* [Your objective] Without changing a single character, write out every record below.

* [Records shown]
↓↓↓

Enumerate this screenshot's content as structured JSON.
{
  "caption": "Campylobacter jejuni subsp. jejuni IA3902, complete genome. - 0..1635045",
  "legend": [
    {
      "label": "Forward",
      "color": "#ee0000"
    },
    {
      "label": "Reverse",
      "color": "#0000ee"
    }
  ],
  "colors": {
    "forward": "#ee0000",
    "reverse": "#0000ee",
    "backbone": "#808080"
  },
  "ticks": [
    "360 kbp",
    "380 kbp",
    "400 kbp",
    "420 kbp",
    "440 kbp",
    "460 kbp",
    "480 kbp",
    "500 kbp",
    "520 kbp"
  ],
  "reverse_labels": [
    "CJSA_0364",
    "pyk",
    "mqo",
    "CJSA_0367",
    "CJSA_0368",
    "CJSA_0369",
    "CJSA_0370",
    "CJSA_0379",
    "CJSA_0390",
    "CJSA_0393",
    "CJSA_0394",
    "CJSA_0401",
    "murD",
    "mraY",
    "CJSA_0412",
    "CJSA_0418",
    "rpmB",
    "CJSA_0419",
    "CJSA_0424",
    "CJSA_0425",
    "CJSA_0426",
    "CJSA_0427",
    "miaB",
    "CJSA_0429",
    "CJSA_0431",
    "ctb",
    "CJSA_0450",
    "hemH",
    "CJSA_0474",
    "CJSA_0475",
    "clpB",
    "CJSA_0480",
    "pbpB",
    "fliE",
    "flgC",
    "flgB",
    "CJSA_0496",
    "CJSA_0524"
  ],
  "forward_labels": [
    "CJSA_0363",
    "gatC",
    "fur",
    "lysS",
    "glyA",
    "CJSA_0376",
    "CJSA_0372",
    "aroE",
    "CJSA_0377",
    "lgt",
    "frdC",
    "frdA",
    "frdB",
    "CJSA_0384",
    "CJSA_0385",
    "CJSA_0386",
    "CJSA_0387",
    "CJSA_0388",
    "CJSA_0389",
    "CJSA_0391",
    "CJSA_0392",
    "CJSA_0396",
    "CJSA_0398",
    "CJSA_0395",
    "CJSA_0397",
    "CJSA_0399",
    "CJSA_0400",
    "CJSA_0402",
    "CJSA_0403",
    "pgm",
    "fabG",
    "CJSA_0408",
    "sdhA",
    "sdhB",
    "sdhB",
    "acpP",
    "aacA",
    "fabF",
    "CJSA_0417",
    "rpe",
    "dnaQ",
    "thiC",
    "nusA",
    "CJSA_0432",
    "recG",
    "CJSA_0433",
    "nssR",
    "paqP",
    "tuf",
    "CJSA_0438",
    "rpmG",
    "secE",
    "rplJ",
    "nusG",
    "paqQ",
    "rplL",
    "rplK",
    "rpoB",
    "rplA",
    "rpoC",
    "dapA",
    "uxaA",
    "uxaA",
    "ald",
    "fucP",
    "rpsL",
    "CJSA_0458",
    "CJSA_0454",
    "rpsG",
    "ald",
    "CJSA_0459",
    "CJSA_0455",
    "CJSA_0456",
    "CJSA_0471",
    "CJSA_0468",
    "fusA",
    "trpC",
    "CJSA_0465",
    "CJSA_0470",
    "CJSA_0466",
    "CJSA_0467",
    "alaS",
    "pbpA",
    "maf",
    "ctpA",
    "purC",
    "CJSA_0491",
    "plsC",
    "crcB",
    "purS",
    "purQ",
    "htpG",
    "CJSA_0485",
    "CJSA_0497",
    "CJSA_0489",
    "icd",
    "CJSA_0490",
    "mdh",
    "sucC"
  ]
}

↑↑↑

* [Solution for this exercise]
Enumerate this screenshot's content as structured JSON.
{
  "caption": "Campylobacter jejuni subsp. jejuni IA3902, complete genome. - 0..1635045",
  "legend": [
    {
      "label": "Forward",
      "color": "#ee0000"
    },
    {
      "label": "Reverse",
      "color": "#0000ee"
    }
  ],
  "colors": {
    "forward": "#ee0000",
    "reverse": "#0000ee",
    "backbone": "#808080"
  },
  "ticks": [
    "360 kbp",
    "380 kbp",
    "400 kbp",
    "420 kbp",
    "440 kbp",
    "460 kbp",
    "480 kbp",
    "500 kbp",
    "520 kbp"
  ],
  "reverse_labels": [
    "CJSA_0364",
    "pyk",
    "mqo",
    "CJSA_0367",
    "CJSA_0368",
    "CJSA_0369",
    "CJSA_0370",
    "CJSA_0379",
    "CJSA_0390",
    "CJSA_0393",
    "CJSA_0394",
    "CJSA_0401",
    "murD",
    "mraY",
    "CJSA_0412",
    "CJSA_0418",
    "rpmB",
    "CJSA_0419",
    "CJSA_0424",
    "CJSA_0425",
    "CJSA_0426",
    "CJSA_0427",
    "miaB",
    "CJSA_0429",
    "CJSA_0431",
    "ctb",
    "CJSA_0450",
    "hemH",
    "CJSA_0474",
    "CJSA_0475",
    "clpB",
    "CJSA_0480",
    "pbpB",
    "fliE",
    "flgC",
    "flgB",
    "CJSA_0496",
    "CJSA_0524"
  ],
  "forward_labels": [
    "CJSA_0363",
    "gatC",
    "fur",
    "lysS",
    "glyA",
    "CJSA_0376",
    "CJSA_0372",
    "aroE",
    "CJSA_0377",
    "lgt",
    "frdC",
    "frdA",
    "frdB",
    "CJSA_0384",
    "CJSA_0385",
    "CJSA_0386",
    "CJSA_0387",
    "CJSA_0388",
    "CJSA_0389",
    "CJSA_0391",
    "CJSA_0392",
    "CJSA_0396",
    "CJSA_0398",
    "CJSA_0395",
    "CJSA_0397",
    "CJSA_0399",
    "CJSA_0400",
    "CJSA_0402",
    "CJSA_0403",
    "pgm",
    "fabG",
    "CJSA_0408",
    "sdhA",
    "sdhB",
    "sdhB",
    "acpP",
    "aacA",
    "fabF",
    "CJSA_0417",
    "rpe",
    "dnaQ",
    "thiC",
    "nusA",
    "CJSA_0432",
    "recG",
    "CJSA_0433",
    "nssR",
    "paqP",
    "tuf",
    "CJSA_0438",
    "rpmG",
    "secE",
    "rplJ",
    "nusG",
    "paqQ",
    "rplL",
    "rplK",
    "rpoB",
    "rplA",
    "rpoC",
    "dapA",
    "uxaA",
    "uxaA",
    "ald",
    "fucP",
    "rpsL",
    "CJSA_0458",
    "CJSA_0454",
    "rpsG",
    "ald",
    "CJSA_0459",
    "CJSA_0455",
    "CJSA_0456",
    "CJSA_0471",
    "CJSA_0468",
    "fusA",
    "trpC",
    "CJSA_0465",
    "CJSA_0470",
    "CJSA_0466",
    "CJSA_0467",
    "alaS",
    "pbpA",
    "maf",
    "ctpA",
    "purC",
    "CJSA_0491",
    "plsC",
    "crcB",
    "purS",
    "purQ",
    "htpG",
    "CJSA_0485",
    "CJSA_0497",
    "CJSA_0489",
    "icd",
    "CJSA_0490",
    "mdh",
    "sucC"
  ]
}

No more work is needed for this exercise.